## Set exercise:
Each line containing the word "Edge" must be collected.
— Start of Data section —
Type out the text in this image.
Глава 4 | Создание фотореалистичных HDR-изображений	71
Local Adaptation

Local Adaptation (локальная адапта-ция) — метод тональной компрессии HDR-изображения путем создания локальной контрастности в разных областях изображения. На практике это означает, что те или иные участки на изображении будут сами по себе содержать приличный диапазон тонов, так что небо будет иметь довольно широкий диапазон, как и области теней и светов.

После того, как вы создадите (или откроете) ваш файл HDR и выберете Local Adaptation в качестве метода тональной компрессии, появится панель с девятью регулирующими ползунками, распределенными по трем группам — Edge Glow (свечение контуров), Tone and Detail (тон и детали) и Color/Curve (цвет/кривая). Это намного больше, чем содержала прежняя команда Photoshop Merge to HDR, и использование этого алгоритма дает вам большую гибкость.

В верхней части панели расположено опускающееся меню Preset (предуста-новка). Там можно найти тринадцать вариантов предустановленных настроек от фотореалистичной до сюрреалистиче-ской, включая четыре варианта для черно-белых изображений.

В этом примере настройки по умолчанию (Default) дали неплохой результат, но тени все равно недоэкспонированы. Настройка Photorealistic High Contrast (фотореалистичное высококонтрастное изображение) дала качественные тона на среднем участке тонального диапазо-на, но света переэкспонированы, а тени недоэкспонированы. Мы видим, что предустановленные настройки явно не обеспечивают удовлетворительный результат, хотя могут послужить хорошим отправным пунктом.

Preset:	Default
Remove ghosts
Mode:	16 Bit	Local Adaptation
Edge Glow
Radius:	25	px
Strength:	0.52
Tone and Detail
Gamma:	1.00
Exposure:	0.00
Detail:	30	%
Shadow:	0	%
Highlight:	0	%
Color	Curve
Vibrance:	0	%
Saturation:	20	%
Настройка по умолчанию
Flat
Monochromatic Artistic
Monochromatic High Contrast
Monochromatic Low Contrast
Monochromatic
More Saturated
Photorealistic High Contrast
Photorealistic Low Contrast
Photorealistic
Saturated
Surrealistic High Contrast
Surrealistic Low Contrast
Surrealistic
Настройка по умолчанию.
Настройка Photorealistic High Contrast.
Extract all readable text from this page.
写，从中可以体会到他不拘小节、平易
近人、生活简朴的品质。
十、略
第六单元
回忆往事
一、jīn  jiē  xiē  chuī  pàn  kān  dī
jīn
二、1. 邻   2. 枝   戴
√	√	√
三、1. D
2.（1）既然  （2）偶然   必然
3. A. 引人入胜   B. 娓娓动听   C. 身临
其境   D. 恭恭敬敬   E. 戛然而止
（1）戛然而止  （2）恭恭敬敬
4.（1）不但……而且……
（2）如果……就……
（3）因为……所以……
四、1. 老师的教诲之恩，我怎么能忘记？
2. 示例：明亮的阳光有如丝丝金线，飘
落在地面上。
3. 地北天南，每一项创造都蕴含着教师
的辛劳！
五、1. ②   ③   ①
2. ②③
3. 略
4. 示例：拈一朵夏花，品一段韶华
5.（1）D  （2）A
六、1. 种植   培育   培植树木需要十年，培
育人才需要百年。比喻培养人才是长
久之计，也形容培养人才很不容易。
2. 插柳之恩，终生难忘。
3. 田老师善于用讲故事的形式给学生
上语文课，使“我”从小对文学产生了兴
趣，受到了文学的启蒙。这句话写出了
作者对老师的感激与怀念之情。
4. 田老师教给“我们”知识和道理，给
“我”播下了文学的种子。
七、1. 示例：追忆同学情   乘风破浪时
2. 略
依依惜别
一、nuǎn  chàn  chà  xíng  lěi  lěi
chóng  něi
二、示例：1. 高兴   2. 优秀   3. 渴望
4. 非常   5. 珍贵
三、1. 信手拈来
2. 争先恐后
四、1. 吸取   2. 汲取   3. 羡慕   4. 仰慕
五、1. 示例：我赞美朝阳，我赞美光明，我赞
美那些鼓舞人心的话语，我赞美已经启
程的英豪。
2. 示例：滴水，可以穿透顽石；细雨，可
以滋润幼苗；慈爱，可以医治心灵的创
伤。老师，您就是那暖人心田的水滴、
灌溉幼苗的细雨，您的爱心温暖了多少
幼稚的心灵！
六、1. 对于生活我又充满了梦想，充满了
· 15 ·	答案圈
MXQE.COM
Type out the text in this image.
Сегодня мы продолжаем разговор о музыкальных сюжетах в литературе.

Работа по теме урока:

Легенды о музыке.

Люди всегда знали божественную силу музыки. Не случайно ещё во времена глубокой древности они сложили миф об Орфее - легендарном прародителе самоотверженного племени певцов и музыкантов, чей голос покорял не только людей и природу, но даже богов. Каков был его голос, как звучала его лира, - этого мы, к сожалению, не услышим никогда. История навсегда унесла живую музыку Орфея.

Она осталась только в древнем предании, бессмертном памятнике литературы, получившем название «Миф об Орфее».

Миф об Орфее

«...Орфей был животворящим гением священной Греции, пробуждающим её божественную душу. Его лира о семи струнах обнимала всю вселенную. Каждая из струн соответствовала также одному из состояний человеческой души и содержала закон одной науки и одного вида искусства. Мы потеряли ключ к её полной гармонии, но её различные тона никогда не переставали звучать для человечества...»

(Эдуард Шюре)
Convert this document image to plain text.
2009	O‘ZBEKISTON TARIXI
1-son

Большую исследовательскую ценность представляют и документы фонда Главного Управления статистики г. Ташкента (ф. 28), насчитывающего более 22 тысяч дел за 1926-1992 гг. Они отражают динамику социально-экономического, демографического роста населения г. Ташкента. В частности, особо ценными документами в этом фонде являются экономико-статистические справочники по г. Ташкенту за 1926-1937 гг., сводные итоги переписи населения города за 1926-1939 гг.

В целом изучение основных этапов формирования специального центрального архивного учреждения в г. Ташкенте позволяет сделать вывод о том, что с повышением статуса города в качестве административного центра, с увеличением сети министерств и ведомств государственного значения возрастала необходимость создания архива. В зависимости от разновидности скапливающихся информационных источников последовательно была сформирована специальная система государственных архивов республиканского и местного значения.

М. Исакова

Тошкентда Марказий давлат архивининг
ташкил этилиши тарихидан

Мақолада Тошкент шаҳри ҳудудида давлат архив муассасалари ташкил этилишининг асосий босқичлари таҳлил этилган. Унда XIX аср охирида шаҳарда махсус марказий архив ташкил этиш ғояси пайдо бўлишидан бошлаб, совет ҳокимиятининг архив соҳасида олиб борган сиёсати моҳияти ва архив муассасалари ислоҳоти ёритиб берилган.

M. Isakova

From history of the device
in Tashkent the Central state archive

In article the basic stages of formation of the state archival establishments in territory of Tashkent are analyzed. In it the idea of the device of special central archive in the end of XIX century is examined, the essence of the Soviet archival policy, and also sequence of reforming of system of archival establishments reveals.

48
— End of Data section —
## Exercise result:
После того, как вы создадите (или откроете) ваш файл HDR и выберете Local Adaptation в качестве метода тональной компрессии, появится панель с девятью регулирующими ползунками, распределенными по трем группам — Edge Glow (свечение контуров), Tone and Detail (тон и детали) и Color/Curve (цвет/кривая). Это намного больше, чем содержала прежняя команда Photoshop Merge to HDR, и использование этого алгоритма дает вам большую гибкость.
Edge Glow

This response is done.